-- START OF Extracted material --

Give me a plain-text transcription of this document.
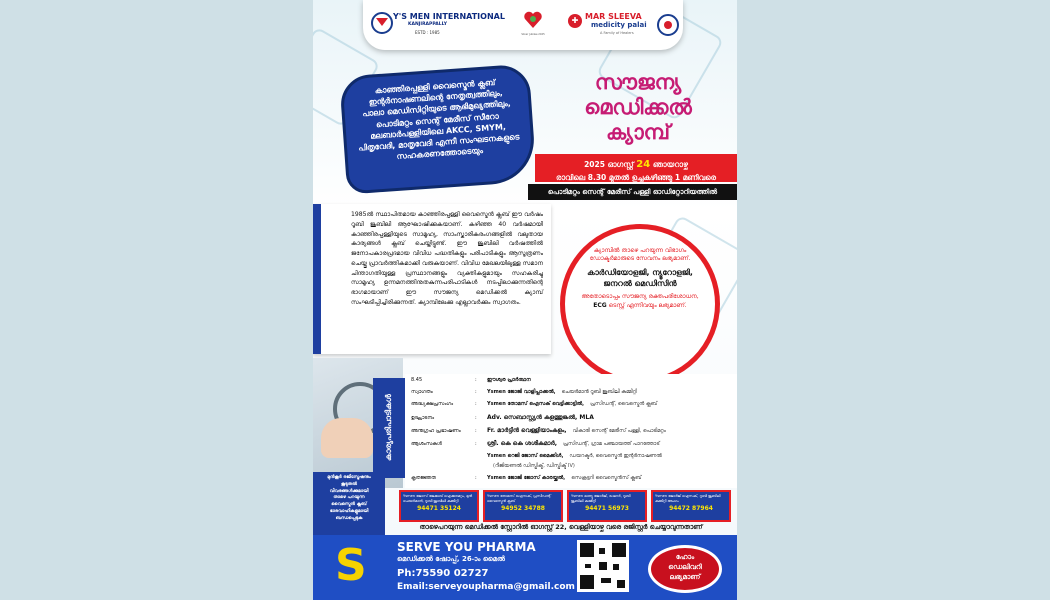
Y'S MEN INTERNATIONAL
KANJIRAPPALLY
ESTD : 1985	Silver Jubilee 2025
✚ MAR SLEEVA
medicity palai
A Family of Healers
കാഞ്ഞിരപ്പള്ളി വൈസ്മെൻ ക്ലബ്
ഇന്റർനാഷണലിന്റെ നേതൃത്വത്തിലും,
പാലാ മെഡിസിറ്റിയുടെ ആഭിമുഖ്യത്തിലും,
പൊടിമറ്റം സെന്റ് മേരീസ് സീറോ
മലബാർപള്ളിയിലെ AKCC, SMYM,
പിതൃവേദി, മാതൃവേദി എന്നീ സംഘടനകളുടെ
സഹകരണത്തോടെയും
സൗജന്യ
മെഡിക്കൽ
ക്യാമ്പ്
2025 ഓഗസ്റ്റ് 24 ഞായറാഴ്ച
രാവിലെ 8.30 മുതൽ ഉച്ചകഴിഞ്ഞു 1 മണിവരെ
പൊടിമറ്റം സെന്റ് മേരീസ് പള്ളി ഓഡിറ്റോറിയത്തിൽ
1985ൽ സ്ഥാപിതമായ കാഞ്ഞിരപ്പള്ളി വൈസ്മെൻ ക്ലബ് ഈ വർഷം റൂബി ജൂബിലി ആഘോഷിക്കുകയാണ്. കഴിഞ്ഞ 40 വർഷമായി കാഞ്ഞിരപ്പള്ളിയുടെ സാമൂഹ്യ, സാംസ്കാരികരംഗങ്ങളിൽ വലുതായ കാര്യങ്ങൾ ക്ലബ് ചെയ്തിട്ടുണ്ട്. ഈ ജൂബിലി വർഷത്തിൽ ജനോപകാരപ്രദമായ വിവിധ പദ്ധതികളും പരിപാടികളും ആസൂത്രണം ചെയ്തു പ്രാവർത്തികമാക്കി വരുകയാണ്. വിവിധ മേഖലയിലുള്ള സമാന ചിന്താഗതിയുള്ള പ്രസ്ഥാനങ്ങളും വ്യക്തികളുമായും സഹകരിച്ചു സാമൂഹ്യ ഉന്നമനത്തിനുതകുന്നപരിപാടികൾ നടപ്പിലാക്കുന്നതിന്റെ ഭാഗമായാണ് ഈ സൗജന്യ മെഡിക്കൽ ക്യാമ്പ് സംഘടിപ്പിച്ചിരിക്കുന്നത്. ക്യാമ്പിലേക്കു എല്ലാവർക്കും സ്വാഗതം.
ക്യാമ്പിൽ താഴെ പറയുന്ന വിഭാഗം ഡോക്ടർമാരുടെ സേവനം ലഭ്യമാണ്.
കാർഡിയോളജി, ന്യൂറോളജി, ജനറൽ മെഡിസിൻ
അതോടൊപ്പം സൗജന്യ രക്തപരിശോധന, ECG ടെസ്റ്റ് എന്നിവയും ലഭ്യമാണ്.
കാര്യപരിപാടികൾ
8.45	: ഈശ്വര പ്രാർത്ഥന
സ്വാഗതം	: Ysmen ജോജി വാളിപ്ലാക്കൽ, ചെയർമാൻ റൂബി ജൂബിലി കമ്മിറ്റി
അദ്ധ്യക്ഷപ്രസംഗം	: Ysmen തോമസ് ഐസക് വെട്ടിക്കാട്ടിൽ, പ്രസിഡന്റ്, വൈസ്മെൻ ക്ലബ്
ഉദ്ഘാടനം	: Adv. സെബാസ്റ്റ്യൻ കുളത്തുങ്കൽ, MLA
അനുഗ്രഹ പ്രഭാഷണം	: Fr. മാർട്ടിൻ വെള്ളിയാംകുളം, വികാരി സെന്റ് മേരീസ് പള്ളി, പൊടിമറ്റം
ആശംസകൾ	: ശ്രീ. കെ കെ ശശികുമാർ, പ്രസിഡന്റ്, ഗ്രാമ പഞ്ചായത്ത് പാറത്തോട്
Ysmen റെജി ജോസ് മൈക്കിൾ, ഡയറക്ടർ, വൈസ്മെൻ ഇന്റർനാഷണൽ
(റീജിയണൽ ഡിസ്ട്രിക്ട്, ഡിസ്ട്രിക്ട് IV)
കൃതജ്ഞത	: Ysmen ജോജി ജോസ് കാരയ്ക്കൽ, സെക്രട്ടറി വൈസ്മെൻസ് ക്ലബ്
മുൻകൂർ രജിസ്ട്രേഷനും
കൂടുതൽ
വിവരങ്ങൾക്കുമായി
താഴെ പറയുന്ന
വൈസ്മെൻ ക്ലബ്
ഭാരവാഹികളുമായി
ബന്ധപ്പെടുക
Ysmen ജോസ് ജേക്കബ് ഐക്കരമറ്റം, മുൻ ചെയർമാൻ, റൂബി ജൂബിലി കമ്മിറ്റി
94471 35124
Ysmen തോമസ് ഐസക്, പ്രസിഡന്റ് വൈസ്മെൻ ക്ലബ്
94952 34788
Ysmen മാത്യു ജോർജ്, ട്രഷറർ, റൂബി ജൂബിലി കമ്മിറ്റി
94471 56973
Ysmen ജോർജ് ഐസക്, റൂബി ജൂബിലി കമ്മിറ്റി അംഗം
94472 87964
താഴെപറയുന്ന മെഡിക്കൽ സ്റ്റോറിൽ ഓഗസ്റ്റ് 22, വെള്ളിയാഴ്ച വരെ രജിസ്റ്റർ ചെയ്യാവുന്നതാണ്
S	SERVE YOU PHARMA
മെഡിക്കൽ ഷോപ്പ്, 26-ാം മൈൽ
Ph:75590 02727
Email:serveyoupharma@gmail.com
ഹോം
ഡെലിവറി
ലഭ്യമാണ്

-- END OF Extracted material --

What is being asked: Retype every entry verbatim and exclude the pictures from the copy.

Written answer:
Give me a plain-text transcription of this document.
Y'S MEN INTERNATIONAL
KANJIRAPPALLY
ESTD : 1985	Silver Jubilee 2025
✚ MAR SLEEVA
medicity palai
A Family of Healers
കാഞ്ഞിരപ്പള്ളി വൈസ്മെൻ ക്ലബ്
ഇന്റർനാഷണലിന്റെ നേതൃത്വത്തിലും,
പാലാ മെഡിസിറ്റിയുടെ ആഭിമുഖ്യത്തിലും,
പൊടിമറ്റം സെന്റ് മേരീസ് സീറോ
മലബാർപള്ളിയിലെ AKCC, SMYM,
പിതൃവേദി, മാതൃവേദി എന്നീ സംഘടനകളുടെ
സഹകരണത്തോടെയും
സൗജന്യ
മെഡിക്കൽ
ക്യാമ്പ്
2025 ഓഗസ്റ്റ് 24 ഞായറാഴ്ച
രാവിലെ 8.30 മുതൽ ഉച്ചകഴിഞ്ഞു 1 മണിവരെ
പൊടിമറ്റം സെന്റ് മേരീസ് പള്ളി ഓഡിറ്റോറിയത്തിൽ
1985ൽ സ്ഥാപിതമായ കാഞ്ഞിരപ്പള്ളി വൈസ്മെൻ ക്ലബ് ഈ വർഷം റൂബി ജൂബിലി ആഘോഷിക്കുകയാണ്. കഴിഞ്ഞ 40 വർഷമായി കാഞ്ഞിരപ്പള്ളിയുടെ സാമൂഹ്യ, സാംസ്കാരികരംഗങ്ങളിൽ വലുതായ കാര്യങ്ങൾ ക്ലബ് ചെയ്തിട്ടുണ്ട്. ഈ ജൂബിലി വർഷത്തിൽ ജനോപകാരപ്രദമായ വിവിധ പദ്ധതികളും പരിപാടികളും ആസൂത്രണം ചെയ്തു പ്രാവർത്തികമാക്കി വരുകയാണ്. വിവിധ മേഖലയിലുള്ള സമാന ചിന്താഗതിയുള്ള പ്രസ്ഥാനങ്ങളും വ്യക്തികളുമായും സഹകരിച്ചു സാമൂഹ്യ ഉന്നമനത്തിനുതകുന്നപരിപാടികൾ നടപ്പിലാക്കുന്നതിന്റെ ഭാഗമായാണ് ഈ സൗജന്യ മെഡിക്കൽ ക്യാമ്പ് സംഘടിപ്പിച്ചിരിക്കുന്നത്. ക്യാമ്പിലേക്കു എല്ലാവർക്കും സ്വാഗതം.
ക്യാമ്പിൽ താഴെ പറയുന്ന വിഭാഗം ഡോക്ടർമാരുടെ സേവനം ലഭ്യമാണ്.
കാർഡിയോളജി, ന്യൂറോളജി, ജനറൽ മെഡിസിൻ
അതോടൊപ്പം സൗജന്യ രക്തപരിശോധന, ECG ടെസ്റ്റ് എന്നിവയും ലഭ്യമാണ്.
കാര്യപരിപാടികൾ
8.45	: ഈശ്വര പ്രാർത്ഥന
സ്വാഗതം	: Ysmen ജോജി വാളിപ്ലാക്കൽ, ചെയർമാൻ റൂബി ജൂബിലി കമ്മിറ്റി
അദ്ധ്യക്ഷപ്രസംഗം	: Ysmen തോമസ് ഐസക് വെട്ടിക്കാട്ടിൽ, പ്രസിഡന്റ്, വൈസ്മെൻ ക്ലബ്
ഉദ്ഘാടനം	: Adv. സെബാസ്റ്റ്യൻ കുളത്തുങ്കൽ, MLA
അനുഗ്രഹ പ്രഭാഷണം	: Fr. മാർട്ടിൻ വെള്ളിയാംകുളം, വികാരി സെന്റ് മേരീസ് പള്ളി, പൊടിമറ്റം
ആശംസകൾ	: ശ്രീ. കെ കെ ശശികുമാർ, പ്രസിഡന്റ്, ഗ്രാമ പഞ്ചായത്ത് പാറത്തോട്
Ysmen റെജി ജോസ് മൈക്കിൾ, ഡയറക്ടർ, വൈസ്മെൻ ഇന്റർനാഷണൽ
(റീജിയണൽ ഡിസ്ട്രിക്ട്, ഡിസ്ട്രിക്ട് IV)
കൃതജ്ഞത	: Ysmen ജോജി ജോസ് കാരയ്ക്കൽ, സെക്രട്ടറി വൈസ്മെൻസ് ക്ലബ്
മുൻകൂർ രജിസ്ട്രേഷനും
കൂടുതൽ
വിവരങ്ങൾക്കുമായി
താഴെ പറയുന്ന
വൈസ്മെൻ ക്ലബ്
ഭാരവാഹികളുമായി
ബന്ധപ്പെടുക
Ysmen ജോസ് ജേക്കബ് ഐക്കരമറ്റം, മുൻ ചെയർമാൻ, റൂബി ജൂബിലി കമ്മിറ്റി
94471 35124
Ysmen തോമസ് ഐസക്, പ്രസിഡന്റ് വൈസ്മെൻ ക്ലബ്
94952 34788
Ysmen മാത്യു ജോർജ്, ട്രഷറർ, റൂബി ജൂബിലി കമ്മിറ്റി
94471 56973
Ysmen ജോർജ് ഐസക്, റൂബി ജൂബിലി കമ്മിറ്റി അംഗം
94472 87964
താഴെപറയുന്ന മെഡിക്കൽ സ്റ്റോറിൽ ഓഗസ്റ്റ് 22, വെള്ളിയാഴ്ച വരെ രജിസ്റ്റർ ചെയ്യാവുന്നതാണ്
S	SERVE YOU PHARMA
മെഡിക്കൽ ഷോപ്പ്, 26-ാം മൈൽ
Ph:75590 02727
Email:serveyoupharma@gmail.com
ഹോം
ഡെലിവറി
ലഭ്യമാണ്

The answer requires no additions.